[Recorded data]
• • •
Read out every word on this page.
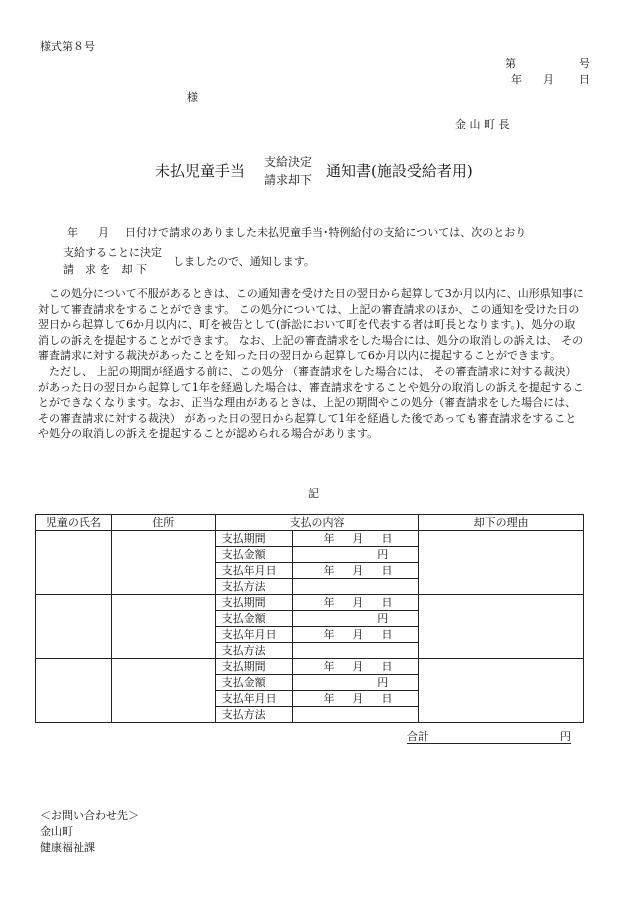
様式第８号
第	号
年 月 日
様
金 山 町 長
未払児童手当 支給決定
請求却下 通知書(施設受給者用)
年 月 日付けで請求のありました未払児童手当･特例給付の支給については、次のとおり
支給することに決定
請　求 を　却 下
しましたので、通知します。

この処分について不服があるときは、この通知書を受けた日の翌日から起算して3か月以内に、山形県知事に対して審査請求をすることができます。 この処分については、上記の審査請求のほか、この通知を受けた日の翌日から起算して6か月以内に、町を被告として(訴訟において町を代表する者は町長となります。)、処分の取消しの訴えを提起することができます。 なお、上記の審査請求をした場合には、処分の取消しの訴えは、 その審査請求に対する裁決があったことを知った日の翌日から起算して6か月以内に提起することができます。

ただし、 上記の期間が経過する前に、この処分 （審査請求をした場合には、 その審査請求に対する裁決） があった日の翌日から起算して1年を経過した場合は、審査請求をすることや処分の取消しの訴えを提起することができなくなります。なお、正当な理由があるときは、上記の期間やこの処分（審査請求をした場合には、 その審査請求に対する裁決） があった日の翌日から起算して1年を経過した後であっても審査請求をすることや処分の取消しの訴えを提起することが認められる場合があります。

記
児童の氏名	住所	支払の内容		却下の理由
		支払期間	年 月 日	
		支払金額	円	
		支払年月日	年 月 日	
		支払方法		
		支払期間	年 月 日	
		支払金額	円	
		支払年月日	年 月 日	
		支払方法		
		支払期間	年 月 日	
		支払金額	円	
		支払年月日	年 月 日	
		支払方法		
合計	円
＜お問い合わせ先＞
金山町
健康福祉課
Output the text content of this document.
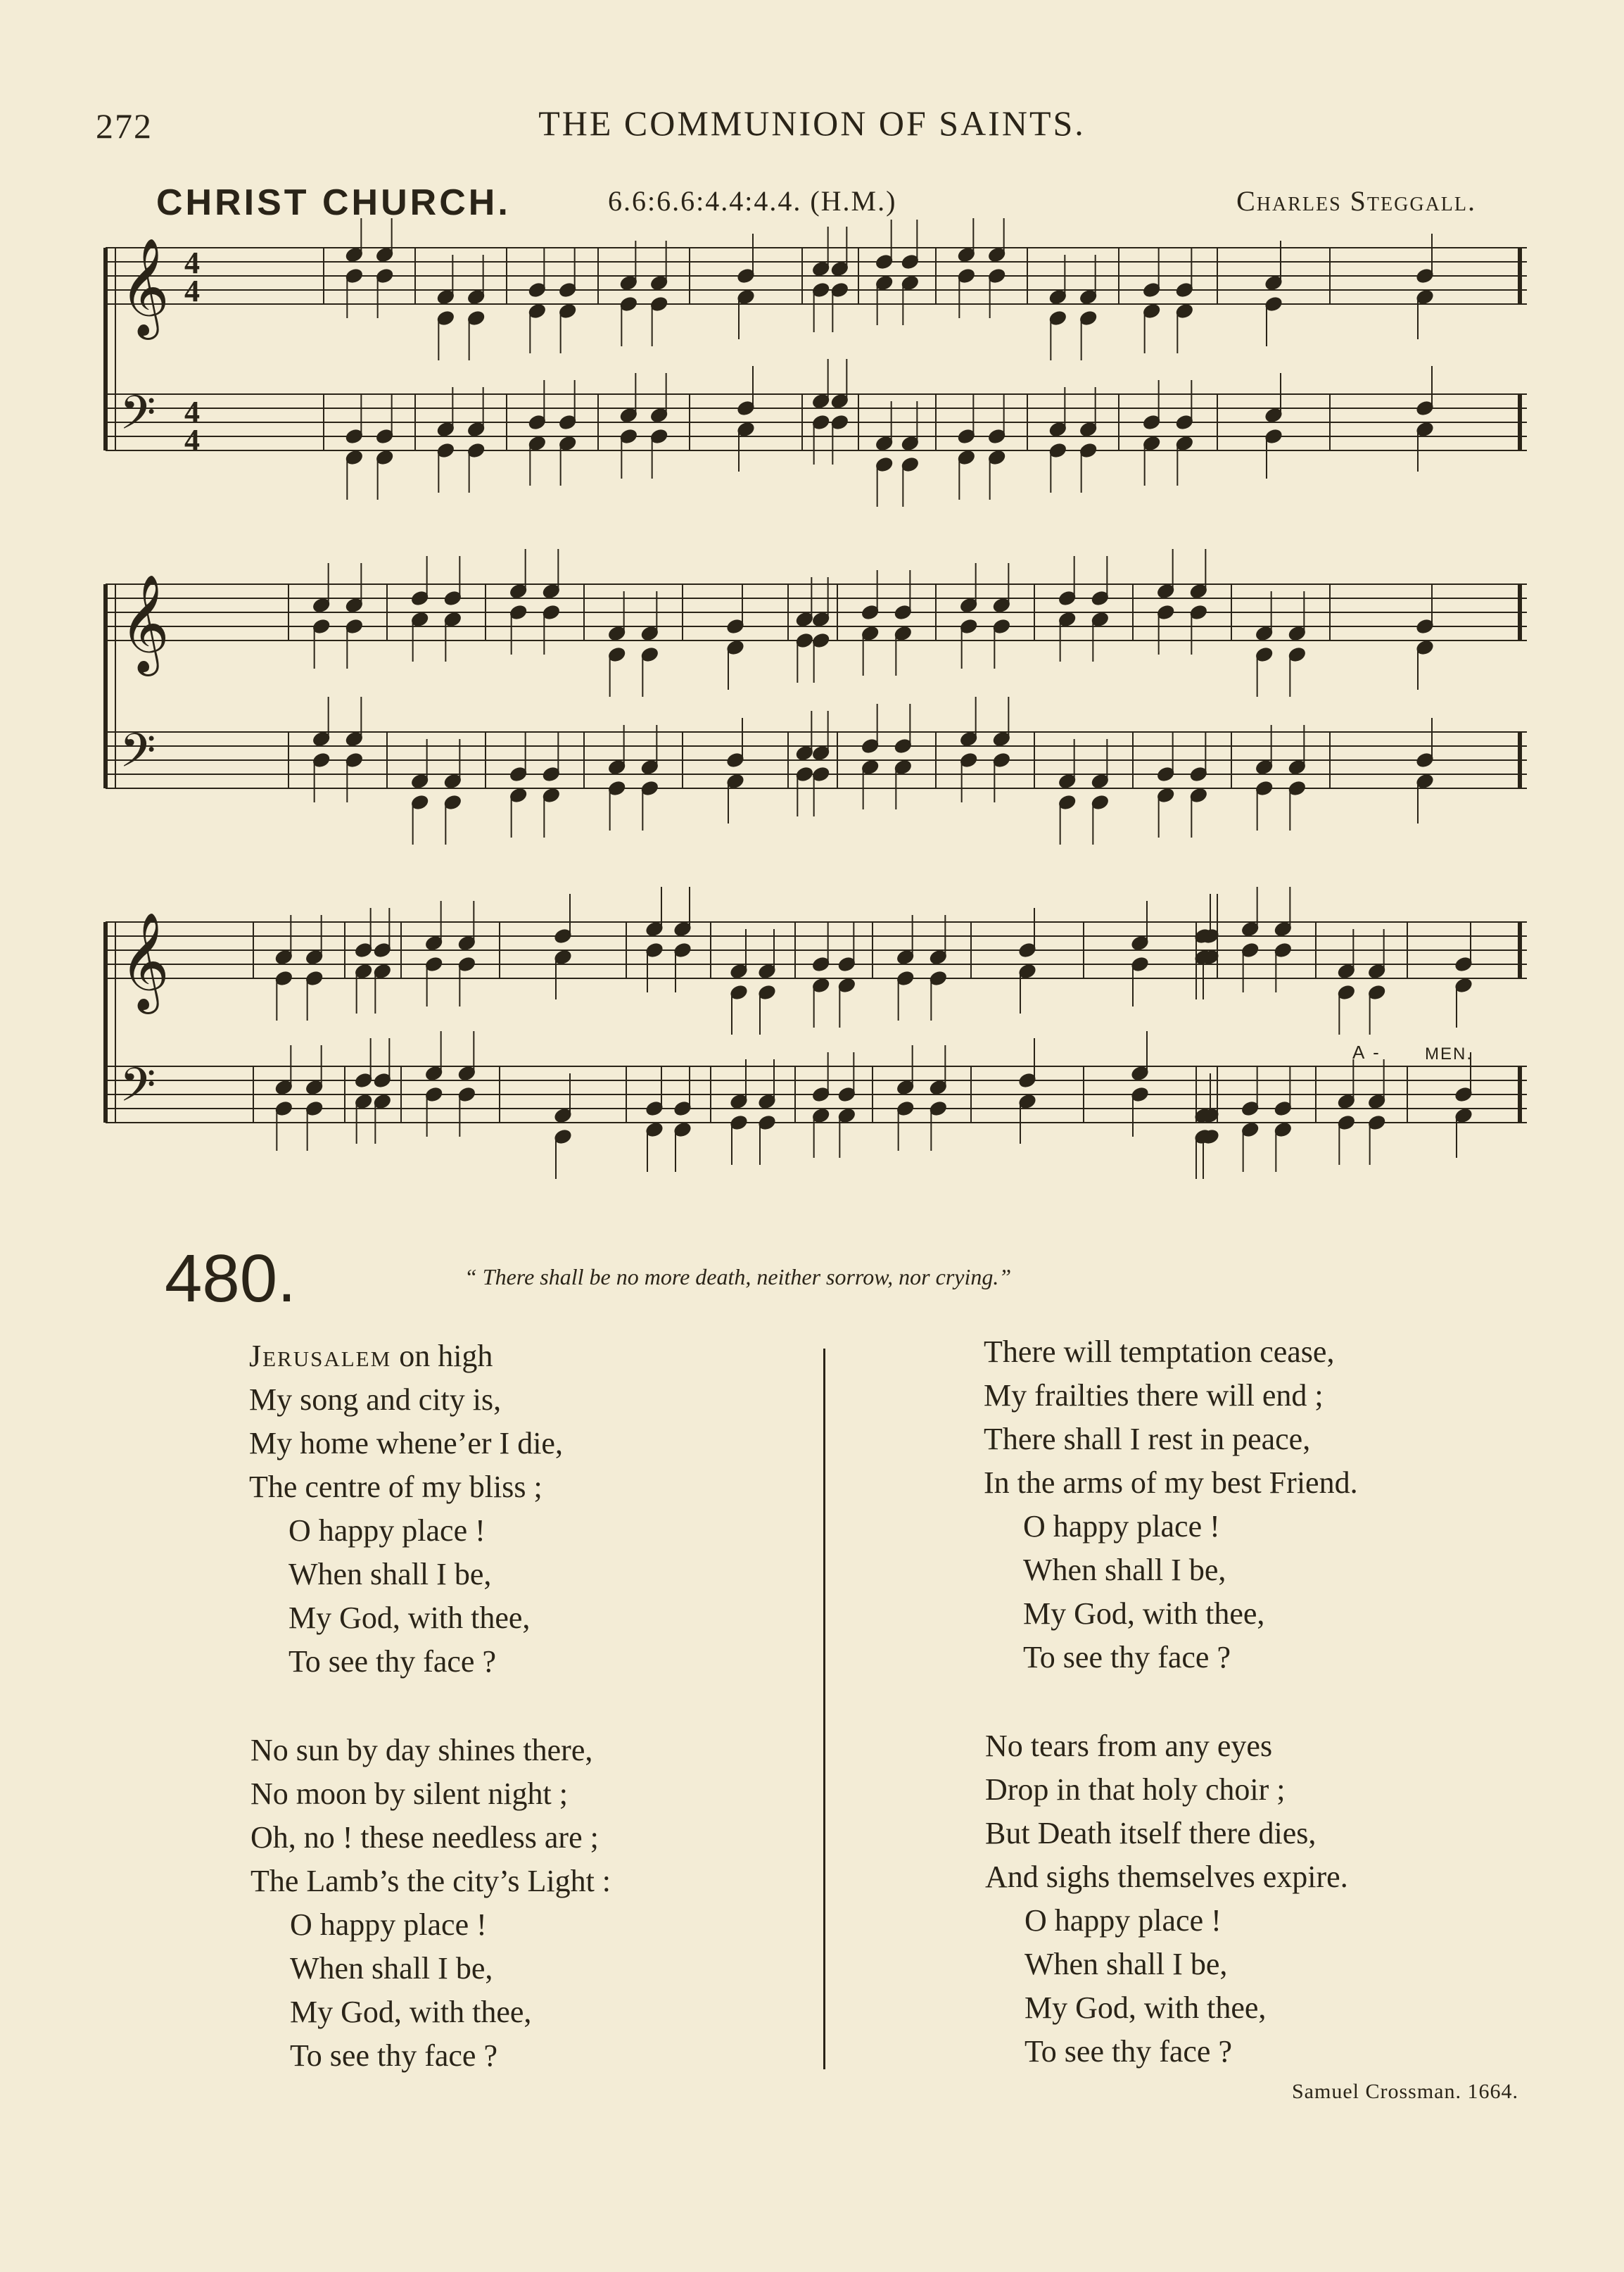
272	THE COMMUNION OF SAINTS.
CHRIST CHURCH.	6.6:6.6:4.4:4.4. (H.M.)	Charles Steggall.
𝄞
𝄢
𝄞
𝄢
𝄞
𝄢
4
4
4
4
A -	MEN.
480.	“ There shall be no more death, neither sorrow, nor crying.”
Jerusalem on high
My song and city is,
My home whene’er I die,
The centre of my bliss ;
O happy place !
When shall I be,
My God, with thee,
To see thy face ?
No sun by day shines there,
No moon by silent night ;
Oh, no ! these needless are ;
The Lamb’s the city’s Light :
O happy place !
When shall I be,
My God, with thee,
To see thy face ?
There will temptation cease,
My frailties there will end ;
There shall I rest in peace,
In the arms of my best Friend.
O happy place !
When shall I be,
My God, with thee,
To see thy face ?
No tears from any eyes
Drop in that holy choir ;
But Death itself there dies,
And sighs themselves expire.
O happy place !
When shall I be,
My God, with thee,
To see thy face ?
Samuel Crossman. 1664.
• • •
### Instruction
Leaving aside the images, write out the entries above word for word.

### Output of the task
Read out every word on this page.
様式第８号
第	号
年 月 日
様
金 山 町 長
未払児童手当 支給決定
請求却下 通知書(施設受給者用)
年 月 日付けで請求のありました未払児童手当･特例給付の支給については、次のとおり
支給することに決定
請　求 を　却 下
しましたので、通知します。

この処分について不服があるときは、この通知書を受けた日の翌日から起算して3か月以内に、山形県知事に対して審査請求をすることができます。 この処分については、上記の審査請求のほか、この通知を受けた日の翌日から起算して6か月以内に、町を被告として(訴訟において町を代表する者は町長となります。)、処分の取消しの訴えを提起することができます。 なお、上記の審査請求をした場合には、処分の取消しの訴えは、 その審査請求に対する裁決があったことを知った日の翌日から起算して6か月以内に提起することができます。

ただし、 上記の期間が経過する前に、この処分 （審査請求をした場合には、 その審査請求に対する裁決） があった日の翌日から起算して1年を経過した場合は、審査請求をすることや処分の取消しの訴えを提起することができなくなります。なお、正当な理由があるときは、上記の期間やこの処分（審査請求をした場合には、 その審査請求に対する裁決） があった日の翌日から起算して1年を経過した後であっても審査請求をすることや処分の取消しの訴えを提起することが認められる場合があります。

記
児童の氏名	住所	支払の内容		却下の理由
		支払期間	年 月 日	
		支払金額	円	
		支払年月日	年 月 日	
		支払方法		
		支払期間	年 月 日	
		支払金額	円	
		支払年月日	年 月 日	
		支払方法		
		支払期間	年 月 日	
		支払金額	円	
		支払年月日	年 月 日	
		支払方法		
合計	円
＜お問い合わせ先＞
金山町
健康福祉課
Output the text content of this document.
272	THE COMMUNION OF SAINTS.
CHRIST CHURCH.	6.6:6.6:4.4:4.4. (H.M.)	Charles Steggall.
𝄞
𝄢
𝄞
𝄢
𝄞
𝄢
4
4
4
4
A -	MEN.
480.	“ There shall be no more death, neither sorrow, nor crying.”
Jerusalem on high
My song and city is,
My home whene’er I die,
The centre of my bliss ;
O happy place !
When shall I be,
My God, with thee,
To see thy face ?
No sun by day shines there,
No moon by silent night ;
Oh, no ! these needless are ;
The Lamb’s the city’s Light :
O happy place !
When shall I be,
My God, with thee,
To see thy face ?
There will temptation cease,
My frailties there will end ;
There shall I rest in peace,
In the arms of my best Friend.
O happy place !
When shall I be,
My God, with thee,
To see thy face ?
No tears from any eyes
Drop in that holy choir ;
But Death itself there dies,
And sighs themselves expire.
O happy place !
When shall I be,
My God, with thee,
To see thy face ?
Samuel Crossman. 1664.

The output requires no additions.